Text extract:

_ _ _

Are you talking about duplication across files or within a single
file? Assuming it's the latter, an intermediate solution might be to
use formatting and labelling to distinguish the two cases a bit more
clearly than the docs do now.
>
> > Finally, the comment in exim4.conf.template could be clearer. It now reads
> > ######################################################################
> > # Depending on where you find this file, this might be a template or
> > # an actual configuration file. Documentation about the Debian exim4
> > # configuration scheme can be found in
> > # /usr/share/doc/exim4-base/README.Debian.gz.
> > #
> > # Strings like DEBCONFsomethingDEBCONF are replaced by installation
> > # dependent values by update-exim4.conf, the script which builds the
> > # actual configuration from the templates.
> >
> > I'm still not sure what the template/actual configuration file distinction means.
>
> It means that people kept copying /etc/exim4.conf.template to
> /etc/exim.conf without reading and/or thinking and swiftly proceeded
> to yell at us for shipping a syntactically invalid configuration template.

_ _ _

Material provided:
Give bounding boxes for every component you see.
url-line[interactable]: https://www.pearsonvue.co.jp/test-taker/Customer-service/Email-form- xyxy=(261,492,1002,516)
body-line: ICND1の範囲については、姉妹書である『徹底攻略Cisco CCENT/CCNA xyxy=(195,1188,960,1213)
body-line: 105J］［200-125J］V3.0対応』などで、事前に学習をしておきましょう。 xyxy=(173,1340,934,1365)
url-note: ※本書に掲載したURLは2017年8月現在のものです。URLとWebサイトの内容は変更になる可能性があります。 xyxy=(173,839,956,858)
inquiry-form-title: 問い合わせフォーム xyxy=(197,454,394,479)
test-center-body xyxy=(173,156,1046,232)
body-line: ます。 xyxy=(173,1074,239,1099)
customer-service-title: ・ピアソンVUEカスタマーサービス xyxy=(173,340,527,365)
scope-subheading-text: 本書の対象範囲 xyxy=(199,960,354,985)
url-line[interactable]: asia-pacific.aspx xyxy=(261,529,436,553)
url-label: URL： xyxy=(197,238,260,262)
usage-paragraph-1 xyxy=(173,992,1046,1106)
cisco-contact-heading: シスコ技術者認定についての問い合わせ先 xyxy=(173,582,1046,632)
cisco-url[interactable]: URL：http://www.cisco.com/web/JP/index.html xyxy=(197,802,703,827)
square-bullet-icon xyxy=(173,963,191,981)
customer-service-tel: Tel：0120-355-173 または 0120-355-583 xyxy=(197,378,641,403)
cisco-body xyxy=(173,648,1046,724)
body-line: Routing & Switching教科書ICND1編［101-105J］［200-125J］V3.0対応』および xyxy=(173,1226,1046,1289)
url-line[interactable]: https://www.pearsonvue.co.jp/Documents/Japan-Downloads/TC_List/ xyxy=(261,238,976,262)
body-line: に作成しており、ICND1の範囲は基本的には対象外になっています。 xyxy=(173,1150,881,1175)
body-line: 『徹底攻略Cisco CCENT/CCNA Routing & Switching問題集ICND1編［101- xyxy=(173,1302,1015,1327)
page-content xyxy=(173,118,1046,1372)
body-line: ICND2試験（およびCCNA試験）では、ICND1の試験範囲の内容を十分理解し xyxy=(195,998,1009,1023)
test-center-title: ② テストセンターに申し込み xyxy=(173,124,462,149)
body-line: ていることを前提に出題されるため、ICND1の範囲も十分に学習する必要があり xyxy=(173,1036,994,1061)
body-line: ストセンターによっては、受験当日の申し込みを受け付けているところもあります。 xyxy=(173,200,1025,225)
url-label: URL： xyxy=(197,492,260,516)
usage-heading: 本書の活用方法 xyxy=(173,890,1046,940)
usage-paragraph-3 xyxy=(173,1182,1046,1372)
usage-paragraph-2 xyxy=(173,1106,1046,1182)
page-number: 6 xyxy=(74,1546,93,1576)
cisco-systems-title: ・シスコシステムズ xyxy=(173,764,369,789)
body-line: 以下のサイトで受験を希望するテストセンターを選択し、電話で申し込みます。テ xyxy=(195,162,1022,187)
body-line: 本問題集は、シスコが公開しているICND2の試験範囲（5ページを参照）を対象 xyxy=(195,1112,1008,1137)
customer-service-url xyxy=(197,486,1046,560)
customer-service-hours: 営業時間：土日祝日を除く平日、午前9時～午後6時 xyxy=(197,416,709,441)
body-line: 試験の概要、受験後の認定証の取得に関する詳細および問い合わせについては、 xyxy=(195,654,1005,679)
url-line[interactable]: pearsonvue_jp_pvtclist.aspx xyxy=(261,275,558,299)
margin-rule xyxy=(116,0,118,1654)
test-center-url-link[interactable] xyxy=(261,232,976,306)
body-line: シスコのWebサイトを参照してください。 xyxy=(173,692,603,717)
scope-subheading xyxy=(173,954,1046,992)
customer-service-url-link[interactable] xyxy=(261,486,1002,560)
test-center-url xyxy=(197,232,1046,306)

_ _ _

Instructions to follow: From the exim4 configuration discussion, reproduce verbatim the part that opens with the words containing "Are you talking" and closes with "docs do now.".

Answer to this problem:
Are you talking about duplication across files or within a single
file? Assuming it's the latter, an intermediate solution might be to
use formatting and labelling to distinguish the two cases a bit more
clearly than the docs do now.